▸ SET TASK: Show every line that has the string "Merkelová" in it.
-- Start EXTRACTED MATERIAL --
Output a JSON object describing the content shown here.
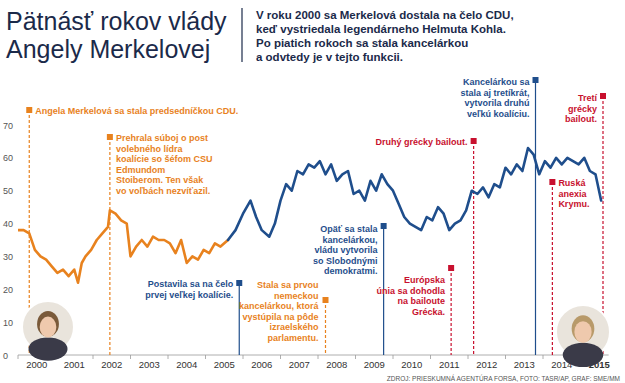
{
  "chart_data": {
    "type": "line",
    "title": [
      "Pätnásť rokov vlády",
      "Angely Merkelovej"
    ],
    "subtitle": [
      "V roku 2000 sa Merkelová dostala na čelo CDU,",
      "keď vystriedala legendárneho Helmuta Kohla.",
      "Po piatich rokoch sa stala kancelárkou",
      "a odvtedy je v tejto funkcii."
    ],
    "source": "ZDROJ: PRIESKUMNÁ AGENTÚRA FORSA, FOTO: TASR/AP, GRAF: SME/MM",
    "xlim": [
      2000,
      2015.75
    ],
    "xticks": [
      2000,
      2001,
      2002,
      2003,
      2004,
      2005,
      2006,
      2007,
      2008,
      2009,
      2010,
      2011,
      2012,
      2013,
      2014,
      2015
    ],
    "ylim": [
      0,
      70
    ],
    "yticks": [
      0,
      10,
      20,
      30,
      40,
      50,
      60,
      70
    ],
    "grid": false,
    "series": [
      {
        "color": "#e8821e",
        "x": [
          2000.0,
          2000.15,
          2000.3,
          2000.45,
          2000.6,
          2000.75,
          2000.9,
          2001.05,
          2001.2,
          2001.35,
          2001.5,
          2001.6,
          2001.7,
          2001.8,
          2001.95,
          2002.1,
          2002.25,
          2002.4,
          2002.45,
          2002.6,
          2002.75,
          2002.9,
          2003.0,
          2003.15,
          2003.3,
          2003.45,
          2003.6,
          2003.75,
          2003.9,
          2004.05,
          2004.2,
          2004.35,
          2004.5,
          2004.65,
          2004.8,
          2004.95,
          2005.1,
          2005.25,
          2005.4,
          2005.6
        ],
        "values": [
          38,
          38,
          37,
          32,
          30,
          29,
          27,
          25,
          26,
          24,
          26,
          22,
          28,
          30,
          32,
          35,
          37,
          39,
          44,
          43,
          41,
          40,
          30,
          33,
          35,
          33,
          36,
          35,
          35,
          34,
          31,
          35,
          28,
          30,
          29,
          32,
          31,
          34,
          33,
          35
        ]
      },
      {
        "color": "#1f4e8c",
        "x": [
          2005.6,
          2005.8,
          2006.0,
          2006.2,
          2006.35,
          2006.5,
          2006.7,
          2006.85,
          2007.0,
          2007.15,
          2007.3,
          2007.45,
          2007.6,
          2007.75,
          2007.9,
          2008.05,
          2008.2,
          2008.35,
          2008.5,
          2008.65,
          2008.8,
          2008.95,
          2009.1,
          2009.25,
          2009.4,
          2009.55,
          2009.7,
          2009.85,
          2010.0,
          2010.15,
          2010.3,
          2010.45,
          2010.6,
          2010.75,
          2010.9,
          2011.05,
          2011.2,
          2011.35,
          2011.5,
          2011.65,
          2011.8,
          2011.95,
          2012.1,
          2012.25,
          2012.4,
          2012.55,
          2012.7,
          2012.85,
          2013.0,
          2013.15,
          2013.3,
          2013.45,
          2013.6,
          2013.75,
          2013.9,
          2014.05,
          2014.2,
          2014.35,
          2014.5,
          2014.65,
          2014.8,
          2014.95,
          2015.1,
          2015.25,
          2015.4,
          2015.55
        ],
        "values": [
          35,
          38,
          43,
          47,
          42,
          38,
          36,
          40,
          47,
          52,
          50,
          56,
          55,
          58,
          57,
          59,
          55,
          58,
          53,
          55,
          56,
          49,
          50,
          47,
          53,
          50,
          55,
          52,
          50,
          46,
          42,
          40,
          39,
          38,
          42,
          41,
          45,
          43,
          38,
          40,
          41,
          44,
          50,
          49,
          51,
          48,
          52,
          51,
          57,
          55,
          58,
          56,
          63,
          61,
          55,
          59,
          57,
          60,
          58,
          60,
          59,
          58,
          60,
          56,
          55,
          47
        ]
      }
    ],
    "annotations": [
      {
        "x": 2000.3,
        "color": "#e8821e",
        "line_style": "dashed",
        "text": [
          "Angela Merkelová sa stala predsedníčkou CDU."
        ]
      },
      {
        "x": 2002.45,
        "color": "#e8821e",
        "line_style": "dashed",
        "text": [
          "Prehrala súboj o post",
          "volebného lídra",
          "koalície so šéfom CSU",
          "Edmundom",
          "Stoiberom. Ten však",
          "vo voľbách nezvíťazil."
        ]
      },
      {
        "x": 2005.9,
        "color": "#1f4e8c",
        "line_style": "solid",
        "text": [
          "Postavila sa na čelo",
          "prvej veľkej koalície."
        ]
      },
      {
        "x": 2008.2,
        "color": "#e8821e",
        "line_style": "dashed",
        "text": [
          "Stala sa prvou",
          "nemeckou",
          "kancelárkou, ktorá",
          "vystúpila na pôde",
          "izraelského",
          "parlamentu."
        ]
      },
      {
        "x": 2009.75,
        "color": "#1f4e8c",
        "line_style": "solid",
        "text": [
          "Opäť sa stala",
          "kancelárkou,",
          "vládu vytvorila",
          "so Slobodnými",
          "demokratmi."
        ]
      },
      {
        "x": 2011.55,
        "color": "#c8102e",
        "line_style": "dashed",
        "text": [
          "Európska",
          "únia sa dohodla",
          "na bailoute",
          "Grécka."
        ]
      },
      {
        "x": 2012.15,
        "color": "#c8102e",
        "line_style": "dashed",
        "text": [
          "Druhý grécky bailout."
        ]
      },
      {
        "x": 2013.8,
        "color": "#1f4e8c",
        "line_style": "solid",
        "text": [
          "Kancelárkou sa",
          "stala aj tretíkrát,",
          "vytvorila druhú",
          "veľkú koalíciu."
        ]
      },
      {
        "x": 2014.25,
        "color": "#c8102e",
        "line_style": "dashed",
        "text": [
          "Ruská",
          "anexia",
          "Krymu."
        ]
      },
      {
        "x": 2015.6,
        "color": "#c8102e",
        "line_style": "dashed",
        "text": [
          "Tretí",
          "grécky",
          "bailout."
        ]
      }
    ]
  }
}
-- End EXTRACTED MATERIAL --
▸ RESULT FOR THIS TASK:
      "V roku 2000 sa Merkelová dostala na čelo CDU,",
          "Angela Merkelová sa stala predsedníčkou CDU."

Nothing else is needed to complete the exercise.